───── Raw data

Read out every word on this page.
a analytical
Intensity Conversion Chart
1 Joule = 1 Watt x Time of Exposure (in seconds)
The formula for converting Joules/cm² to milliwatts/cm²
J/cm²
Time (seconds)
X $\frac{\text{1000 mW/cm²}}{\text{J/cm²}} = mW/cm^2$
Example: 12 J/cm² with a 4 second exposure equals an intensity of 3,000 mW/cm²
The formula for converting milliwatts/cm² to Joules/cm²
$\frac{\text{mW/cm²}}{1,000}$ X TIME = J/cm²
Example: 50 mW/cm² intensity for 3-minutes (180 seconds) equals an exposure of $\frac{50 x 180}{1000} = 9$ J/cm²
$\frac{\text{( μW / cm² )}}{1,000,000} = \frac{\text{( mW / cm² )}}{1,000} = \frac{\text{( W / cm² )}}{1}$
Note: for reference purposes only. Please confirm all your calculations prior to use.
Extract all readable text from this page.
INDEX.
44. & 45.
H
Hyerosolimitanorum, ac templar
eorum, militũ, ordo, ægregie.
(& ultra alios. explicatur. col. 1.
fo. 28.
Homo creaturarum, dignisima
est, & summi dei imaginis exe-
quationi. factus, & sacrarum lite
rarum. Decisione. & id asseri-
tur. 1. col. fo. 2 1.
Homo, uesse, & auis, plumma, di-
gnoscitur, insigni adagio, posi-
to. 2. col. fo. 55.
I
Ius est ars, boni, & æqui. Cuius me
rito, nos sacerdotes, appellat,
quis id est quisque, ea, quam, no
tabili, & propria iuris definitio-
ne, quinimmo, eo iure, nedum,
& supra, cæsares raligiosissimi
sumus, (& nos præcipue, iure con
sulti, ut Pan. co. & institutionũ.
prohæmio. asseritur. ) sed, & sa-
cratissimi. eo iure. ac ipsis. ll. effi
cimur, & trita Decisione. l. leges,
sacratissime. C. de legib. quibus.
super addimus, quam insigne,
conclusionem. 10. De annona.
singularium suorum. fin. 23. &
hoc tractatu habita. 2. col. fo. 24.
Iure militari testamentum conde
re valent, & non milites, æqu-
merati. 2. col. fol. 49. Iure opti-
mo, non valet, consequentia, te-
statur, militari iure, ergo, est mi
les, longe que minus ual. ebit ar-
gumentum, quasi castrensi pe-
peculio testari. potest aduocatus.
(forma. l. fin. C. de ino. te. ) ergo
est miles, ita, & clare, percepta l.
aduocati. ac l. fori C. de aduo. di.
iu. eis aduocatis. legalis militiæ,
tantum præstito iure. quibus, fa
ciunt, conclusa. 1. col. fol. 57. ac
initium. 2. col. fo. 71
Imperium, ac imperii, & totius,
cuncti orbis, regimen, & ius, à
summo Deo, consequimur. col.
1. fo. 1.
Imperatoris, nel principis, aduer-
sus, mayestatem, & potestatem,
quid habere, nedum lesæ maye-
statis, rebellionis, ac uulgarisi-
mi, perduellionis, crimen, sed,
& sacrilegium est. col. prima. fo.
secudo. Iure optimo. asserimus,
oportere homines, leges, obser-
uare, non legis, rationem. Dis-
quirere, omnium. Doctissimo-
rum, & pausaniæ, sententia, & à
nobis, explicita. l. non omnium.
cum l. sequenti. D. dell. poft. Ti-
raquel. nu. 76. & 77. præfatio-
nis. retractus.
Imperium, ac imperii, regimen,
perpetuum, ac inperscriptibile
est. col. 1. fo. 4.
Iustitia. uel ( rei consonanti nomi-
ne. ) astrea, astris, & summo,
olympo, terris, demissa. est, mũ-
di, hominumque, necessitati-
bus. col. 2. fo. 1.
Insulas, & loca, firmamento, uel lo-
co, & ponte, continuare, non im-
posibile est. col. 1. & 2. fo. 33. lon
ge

──────────

• **What this task involves**
Retype the material in full. Each word must match.

• **Solution to the problem**
Read out every word on this page.
a analytical
Intensity Conversion Chart
1 Joule = 1 Watt x Time of Exposure (in seconds)
The formula for converting Joules/cm² to milliwatts/cm²
J/cm²
Time (seconds)
X $\frac{\text{1000 mW/cm²}}{\text{J/cm²}} = mW/cm^2$
Example: 12 J/cm² with a 4 second exposure equals an intensity of 3,000 mW/cm²
The formula for converting milliwatts/cm² to Joules/cm²
$\frac{\text{mW/cm²}}{1,000}$ X TIME = J/cm²
Example: 50 mW/cm² intensity for 3-minutes (180 seconds) equals an exposure of $\frac{50 x 180}{1000} = 9$ J/cm²
$\frac{\text{( μW / cm² )}}{1,000,000} = \frac{\text{( mW / cm² )}}{1,000} = \frac{\text{( W / cm² )}}{1}$
Note: for reference purposes only. Please confirm all your calculations prior to use.
Extract all readable text from this page.
INDEX.
44. & 45.
H
Hyerosolimitanorum, ac templar
eorum, militũ, ordo, ægregie.
(& ultra alios. explicatur. col. 1.
fo. 28.
Homo creaturarum, dignisima
est, & summi dei imaginis exe-
quationi. factus, & sacrarum lite
rarum. Decisione. & id asseri-
tur. 1. col. fo. 2 1.
Homo, uesse, & auis, plumma, di-
gnoscitur, insigni adagio, posi-
to. 2. col. fo. 55.
I
Ius est ars, boni, & æqui. Cuius me
rito, nos sacerdotes, appellat,
quis id est quisque, ea, quam, no
tabili, & propria iuris definitio-
ne, quinimmo, eo iure, nedum,
& supra, cæsares raligiosissimi
sumus, (& nos præcipue, iure con
sulti, ut Pan. co. & institutionũ.
prohæmio. asseritur. ) sed, & sa-
cratissimi. eo iure. ac ipsis. ll. effi
cimur, & trita Decisione. l. leges,
sacratissime. C. de legib. quibus.
super addimus, quam insigne,
conclusionem. 10. De annona.
singularium suorum. fin. 23. &
hoc tractatu habita. 2. col. fo. 24.
Iure militari testamentum conde
re valent, & non milites, æqu-
merati. 2. col. fol. 49. Iure opti-
mo, non valet, consequentia, te-
statur, militari iure, ergo, est mi
les, longe que minus ual. ebit ar-
gumentum, quasi castrensi pe-
peculio testari. potest aduocatus.
(forma. l. fin. C. de ino. te. ) ergo
est miles, ita, & clare, percepta l.
aduocati. ac l. fori C. de aduo. di.
iu. eis aduocatis. legalis militiæ,
tantum præstito iure. quibus, fa
ciunt, conclusa. 1. col. fol. 57. ac
initium. 2. col. fo. 71
Imperium, ac imperii, & totius,
cuncti orbis, regimen, & ius, à
summo Deo, consequimur. col.
1. fo. 1.
Imperatoris, nel principis, aduer-
sus, mayestatem, & potestatem,
quid habere, nedum lesæ maye-
statis, rebellionis, ac uulgarisi-
mi, perduellionis, crimen, sed,
& sacrilegium est. col. prima. fo.
secudo. Iure optimo. asserimus,
oportere homines, leges, obser-
uare, non legis, rationem. Dis-
quirere, omnium. Doctissimo-
rum, & pausaniæ, sententia, & à
nobis, explicita. l. non omnium.
cum l. sequenti. D. dell. poft. Ti-
raquel. nu. 76. & 77. præfatio-
nis. retractus.
Imperium, ac imperii, regimen,
perpetuum, ac inperscriptibile
est. col. 1. fo. 4.
Iustitia. uel ( rei consonanti nomi-
ne. ) astrea, astris, & summo,
olympo, terris, demissa. est, mũ-
di, hominumque, necessitati-
bus. col. 2. fo. 1.
Insulas, & loca, firmamento, uel lo-
co, & ponte, continuare, non im-
posibile est. col. 1. & 2. fo. 33. lon
ge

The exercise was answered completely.